++++ Information given

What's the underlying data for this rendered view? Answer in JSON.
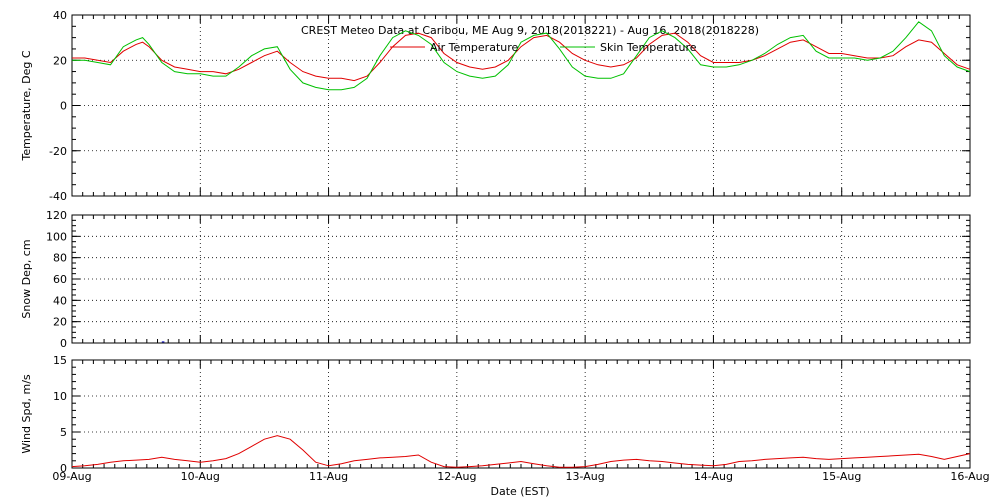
{
  "figure": {
    "title": "CREST Meteo Data at Caribou, ME   Aug  9, 2018(2018221) - Aug 16, 2018(2018228)",
    "xlabel": "Date (EST)"
  },
  "chart_data": [
    {
      "type": "line",
      "panel": "temperature",
      "ylabel": "Temperature, Deg C",
      "ylim": [
        -40,
        40
      ],
      "yticks": [
        -40,
        -20,
        0,
        20,
        40
      ],
      "xlim": [
        "2018-08-09",
        "2018-08-16"
      ],
      "xticks": [
        "09-Aug",
        "10-Aug",
        "11-Aug",
        "12-Aug",
        "13-Aug",
        "14-Aug",
        "15-Aug",
        "16-Aug"
      ],
      "grid": true,
      "legend_placement": "top",
      "series": [
        {
          "name": "Air Temperature",
          "color": "#e00000",
          "x": [
            9.0,
            9.1,
            9.2,
            9.3,
            9.4,
            9.5,
            9.55,
            9.6,
            9.7,
            9.8,
            9.9,
            10.0,
            10.1,
            10.2,
            10.3,
            10.4,
            10.5,
            10.6,
            10.7,
            10.8,
            10.9,
            11.0,
            11.1,
            11.2,
            11.3,
            11.4,
            11.5,
            11.6,
            11.7,
            11.8,
            11.9,
            12.0,
            12.1,
            12.2,
            12.3,
            12.4,
            12.5,
            12.6,
            12.7,
            12.8,
            12.9,
            13.0,
            13.1,
            13.2,
            13.3,
            13.4,
            13.5,
            13.6,
            13.7,
            13.8,
            13.9,
            14.0,
            14.1,
            14.2,
            14.3,
            14.4,
            14.5,
            14.6,
            14.7,
            14.8,
            14.9,
            15.0,
            15.1,
            15.2,
            15.3,
            15.4,
            15.5,
            15.6,
            15.7,
            15.8,
            15.9,
            16.0
          ],
          "values": [
            21,
            21,
            20,
            19,
            24,
            27,
            28,
            26,
            20,
            17,
            16,
            15,
            15,
            14,
            16,
            19,
            22,
            24,
            19,
            15,
            13,
            12,
            12,
            11,
            13,
            19,
            26,
            31,
            32,
            30,
            23,
            19,
            17,
            16,
            17,
            20,
            26,
            30,
            31,
            28,
            23,
            20,
            18,
            17,
            18,
            21,
            27,
            31,
            32,
            28,
            22,
            19,
            19,
            19,
            20,
            22,
            25,
            28,
            29,
            26,
            23,
            23,
            22,
            21,
            21,
            22,
            26,
            29,
            28,
            23,
            18,
            16
          ]
        },
        {
          "name": "Skin Temperature",
          "color": "#00c000",
          "x": [
            9.0,
            9.1,
            9.2,
            9.3,
            9.4,
            9.5,
            9.55,
            9.6,
            9.7,
            9.8,
            9.9,
            10.0,
            10.1,
            10.2,
            10.3,
            10.4,
            10.5,
            10.6,
            10.7,
            10.8,
            10.9,
            11.0,
            11.1,
            11.2,
            11.3,
            11.4,
            11.5,
            11.6,
            11.7,
            11.8,
            11.9,
            12.0,
            12.1,
            12.2,
            12.3,
            12.4,
            12.5,
            12.6,
            12.7,
            12.8,
            12.9,
            13.0,
            13.1,
            13.2,
            13.3,
            13.4,
            13.5,
            13.6,
            13.7,
            13.8,
            13.9,
            14.0,
            14.1,
            14.2,
            14.3,
            14.4,
            14.5,
            14.6,
            14.7,
            14.8,
            14.9,
            15.0,
            15.1,
            15.2,
            15.3,
            15.4,
            15.5,
            15.6,
            15.7,
            15.8,
            15.9,
            16.0
          ],
          "values": [
            20,
            20,
            19,
            18,
            26,
            29,
            30,
            27,
            19,
            15,
            14,
            14,
            13,
            13,
            17,
            22,
            25,
            26,
            16,
            10,
            8,
            7,
            7,
            8,
            12,
            22,
            30,
            33,
            31,
            27,
            19,
            15,
            13,
            12,
            13,
            18,
            28,
            31,
            32,
            25,
            17,
            13,
            12,
            12,
            14,
            22,
            30,
            33,
            30,
            25,
            18,
            17,
            17,
            18,
            20,
            23,
            27,
            30,
            31,
            24,
            21,
            21,
            21,
            20,
            21,
            24,
            30,
            37,
            33,
            22,
            17,
            15
          ]
        }
      ]
    },
    {
      "type": "line",
      "panel": "snow",
      "ylabel": "Snow Dep, cm",
      "ylim": [
        0,
        120
      ],
      "yticks": [
        0,
        20,
        40,
        60,
        80,
        100,
        120
      ],
      "xlim": [
        "2018-08-09",
        "2018-08-16"
      ],
      "grid": true,
      "series": [
        {
          "color": "#0000c0",
          "x": [
            9.7,
            9.72
          ],
          "values": [
            1,
            1
          ]
        }
      ]
    },
    {
      "type": "line",
      "panel": "wind",
      "ylabel": "Wind Spd, m/s",
      "ylim": [
        0,
        15
      ],
      "yticks": [
        0,
        5,
        10,
        15
      ],
      "xlim": [
        "2018-08-09",
        "2018-08-16"
      ],
      "grid": true,
      "series": [
        {
          "color": "#e00000",
          "x": [
            9.0,
            9.1,
            9.2,
            9.3,
            9.4,
            9.5,
            9.6,
            9.7,
            9.8,
            9.9,
            10.0,
            10.1,
            10.2,
            10.3,
            10.4,
            10.5,
            10.6,
            10.7,
            10.8,
            10.9,
            11.0,
            11.1,
            11.2,
            11.3,
            11.4,
            11.5,
            11.6,
            11.7,
            11.8,
            11.9,
            12.0,
            12.1,
            12.2,
            12.3,
            12.4,
            12.5,
            12.6,
            12.7,
            12.8,
            12.9,
            13.0,
            13.1,
            13.2,
            13.3,
            13.4,
            13.5,
            13.6,
            13.7,
            13.8,
            13.9,
            14.0,
            14.1,
            14.2,
            14.3,
            14.4,
            14.5,
            14.6,
            14.7,
            14.8,
            14.9,
            15.0,
            15.1,
            15.2,
            15.3,
            15.4,
            15.5,
            15.6,
            15.7,
            15.8,
            15.9,
            16.0
          ],
          "values": [
            0.2,
            0.3,
            0.5,
            0.8,
            1.0,
            1.1,
            1.2,
            1.5,
            1.2,
            1.0,
            0.8,
            1.0,
            1.3,
            2.0,
            3.0,
            4.0,
            4.5,
            4.0,
            2.5,
            0.8,
            0.3,
            0.6,
            1.0,
            1.2,
            1.4,
            1.5,
            1.6,
            1.8,
            0.8,
            0.2,
            0.1,
            0.2,
            0.3,
            0.5,
            0.7,
            0.9,
            0.6,
            0.3,
            0.1,
            0.1,
            0.2,
            0.5,
            0.9,
            1.1,
            1.2,
            1.0,
            0.9,
            0.7,
            0.5,
            0.4,
            0.3,
            0.5,
            0.9,
            1.0,
            1.2,
            1.3,
            1.4,
            1.5,
            1.3,
            1.2,
            1.3,
            1.4,
            1.5,
            1.6,
            1.7,
            1.8,
            1.9,
            1.6,
            1.2,
            1.6,
            2.0
          ]
        }
      ]
    }
  ]
}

++++++++

Leave out the pictures and copy the rest of the material above exactly.

What's the underlying data for this rendered view? Answer in JSON.
{
  "figure": {
    "title": "CREST Meteo Data at Caribou, ME   Aug  9, 2018(2018221) - Aug 16, 2018(2018228)",
    "xlabel": "Date (EST)"
  },
  "chart_data": [
    {
      "type": "line",
      "panel": "temperature",
      "ylabel": "Temperature, Deg C",
      "ylim": [
        -40,
        40
      ],
      "yticks": [
        -40,
        -20,
        0,
        20,
        40
      ],
      "xlim": [
        "2018-08-09",
        "2018-08-16"
      ],
      "xticks": [
        "09-Aug",
        "10-Aug",
        "11-Aug",
        "12-Aug",
        "13-Aug",
        "14-Aug",
        "15-Aug",
        "16-Aug"
      ],
      "grid": true,
      "legend_placement": "top",
      "series": [
        {
          "name": "Air Temperature",
          "color": "#e00000",
          "x": [
            9.0,
            9.1,
            9.2,
            9.3,
            9.4,
            9.5,
            9.55,
            9.6,
            9.7,
            9.8,
            9.9,
            10.0,
            10.1,
            10.2,
            10.3,
            10.4,
            10.5,
            10.6,
            10.7,
            10.8,
            10.9,
            11.0,
            11.1,
            11.2,
            11.3,
            11.4,
            11.5,
            11.6,
            11.7,
            11.8,
            11.9,
            12.0,
            12.1,
            12.2,
            12.3,
            12.4,
            12.5,
            12.6,
            12.7,
            12.8,
            12.9,
            13.0,
            13.1,
            13.2,
            13.3,
            13.4,
            13.5,
            13.6,
            13.7,
            13.8,
            13.9,
            14.0,
            14.1,
            14.2,
            14.3,
            14.4,
            14.5,
            14.6,
            14.7,
            14.8,
            14.9,
            15.0,
            15.1,
            15.2,
            15.3,
            15.4,
            15.5,
            15.6,
            15.7,
            15.8,
            15.9,
            16.0
          ],
          "values": [
            21,
            21,
            20,
            19,
            24,
            27,
            28,
            26,
            20,
            17,
            16,
            15,
            15,
            14,
            16,
            19,
            22,
            24,
            19,
            15,
            13,
            12,
            12,
            11,
            13,
            19,
            26,
            31,
            32,
            30,
            23,
            19,
            17,
            16,
            17,
            20,
            26,
            30,
            31,
            28,
            23,
            20,
            18,
            17,
            18,
            21,
            27,
            31,
            32,
            28,
            22,
            19,
            19,
            19,
            20,
            22,
            25,
            28,
            29,
            26,
            23,
            23,
            22,
            21,
            21,
            22,
            26,
            29,
            28,
            23,
            18,
            16
          ]
        },
        {
          "name": "Skin Temperature",
          "color": "#00c000",
          "x": [
            9.0,
            9.1,
            9.2,
            9.3,
            9.4,
            9.5,
            9.55,
            9.6,
            9.7,
            9.8,
            9.9,
            10.0,
            10.1,
            10.2,
            10.3,
            10.4,
            10.5,
            10.6,
            10.7,
            10.8,
            10.9,
            11.0,
            11.1,
            11.2,
            11.3,
            11.4,
            11.5,
            11.6,
            11.7,
            11.8,
            11.9,
            12.0,
            12.1,
            12.2,
            12.3,
            12.4,
            12.5,
            12.6,
            12.7,
            12.8,
            12.9,
            13.0,
            13.1,
            13.2,
            13.3,
            13.4,
            13.5,
            13.6,
            13.7,
            13.8,
            13.9,
            14.0,
            14.1,
            14.2,
            14.3,
            14.4,
            14.5,
            14.6,
            14.7,
            14.8,
            14.9,
            15.0,
            15.1,
            15.2,
            15.3,
            15.4,
            15.5,
            15.6,
            15.7,
            15.8,
            15.9,
            16.0
          ],
          "values": [
            20,
            20,
            19,
            18,
            26,
            29,
            30,
            27,
            19,
            15,
            14,
            14,
            13,
            13,
            17,
            22,
            25,
            26,
            16,
            10,
            8,
            7,
            7,
            8,
            12,
            22,
            30,
            33,
            31,
            27,
            19,
            15,
            13,
            12,
            13,
            18,
            28,
            31,
            32,
            25,
            17,
            13,
            12,
            12,
            14,
            22,
            30,
            33,
            30,
            25,
            18,
            17,
            17,
            18,
            20,
            23,
            27,
            30,
            31,
            24,
            21,
            21,
            21,
            20,
            21,
            24,
            30,
            37,
            33,
            22,
            17,
            15
          ]
        }
      ]
    },
    {
      "type": "line",
      "panel": "snow",
      "ylabel": "Snow Dep, cm",
      "ylim": [
        0,
        120
      ],
      "yticks": [
        0,
        20,
        40,
        60,
        80,
        100,
        120
      ],
      "xlim": [
        "2018-08-09",
        "2018-08-16"
      ],
      "grid": true,
      "series": [
        {
          "color": "#0000c0",
          "x": [
            9.7,
            9.72
          ],
          "values": [
            1,
            1
          ]
        }
      ]
    },
    {
      "type": "line",
      "panel": "wind",
      "ylabel": "Wind Spd, m/s",
      "ylim": [
        0,
        15
      ],
      "yticks": [
        0,
        5,
        10,
        15
      ],
      "xlim": [
        "2018-08-09",
        "2018-08-16"
      ],
      "grid": true,
      "series": [
        {
          "color": "#e00000",
          "x": [
            9.0,
            9.1,
            9.2,
            9.3,
            9.4,
            9.5,
            9.6,
            9.7,
            9.8,
            9.9,
            10.0,
            10.1,
            10.2,
            10.3,
            10.4,
            10.5,
            10.6,
            10.7,
            10.8,
            10.9,
            11.0,
            11.1,
            11.2,
            11.3,
            11.4,
            11.5,
            11.6,
            11.7,
            11.8,
            11.9,
            12.0,
            12.1,
            12.2,
            12.3,
            12.4,
            12.5,
            12.6,
            12.7,
            12.8,
            12.9,
            13.0,
            13.1,
            13.2,
            13.3,
            13.4,
            13.5,
            13.6,
            13.7,
            13.8,
            13.9,
            14.0,
            14.1,
            14.2,
            14.3,
            14.4,
            14.5,
            14.6,
            14.7,
            14.8,
            14.9,
            15.0,
            15.1,
            15.2,
            15.3,
            15.4,
            15.5,
            15.6,
            15.7,
            15.8,
            15.9,
            16.0
          ],
          "values": [
            0.2,
            0.3,
            0.5,
            0.8,
            1.0,
            1.1,
            1.2,
            1.5,
            1.2,
            1.0,
            0.8,
            1.0,
            1.3,
            2.0,
            3.0,
            4.0,
            4.5,
            4.0,
            2.5,
            0.8,
            0.3,
            0.6,
            1.0,
            1.2,
            1.4,
            1.5,
            1.6,
            1.8,
            0.8,
            0.2,
            0.1,
            0.2,
            0.3,
            0.5,
            0.7,
            0.9,
            0.6,
            0.3,
            0.1,
            0.1,
            0.2,
            0.5,
            0.9,
            1.1,
            1.2,
            1.0,
            0.9,
            0.7,
            0.5,
            0.4,
            0.3,
            0.5,
            0.9,
            1.0,
            1.2,
            1.3,
            1.4,
            1.5,
            1.3,
            1.2,
            1.3,
            1.4,
            1.5,
            1.6,
            1.7,
            1.8,
            1.9,
            1.6,
            1.2,
            1.6,
            2.0
          ]
        }
      ]
    }
  ]
}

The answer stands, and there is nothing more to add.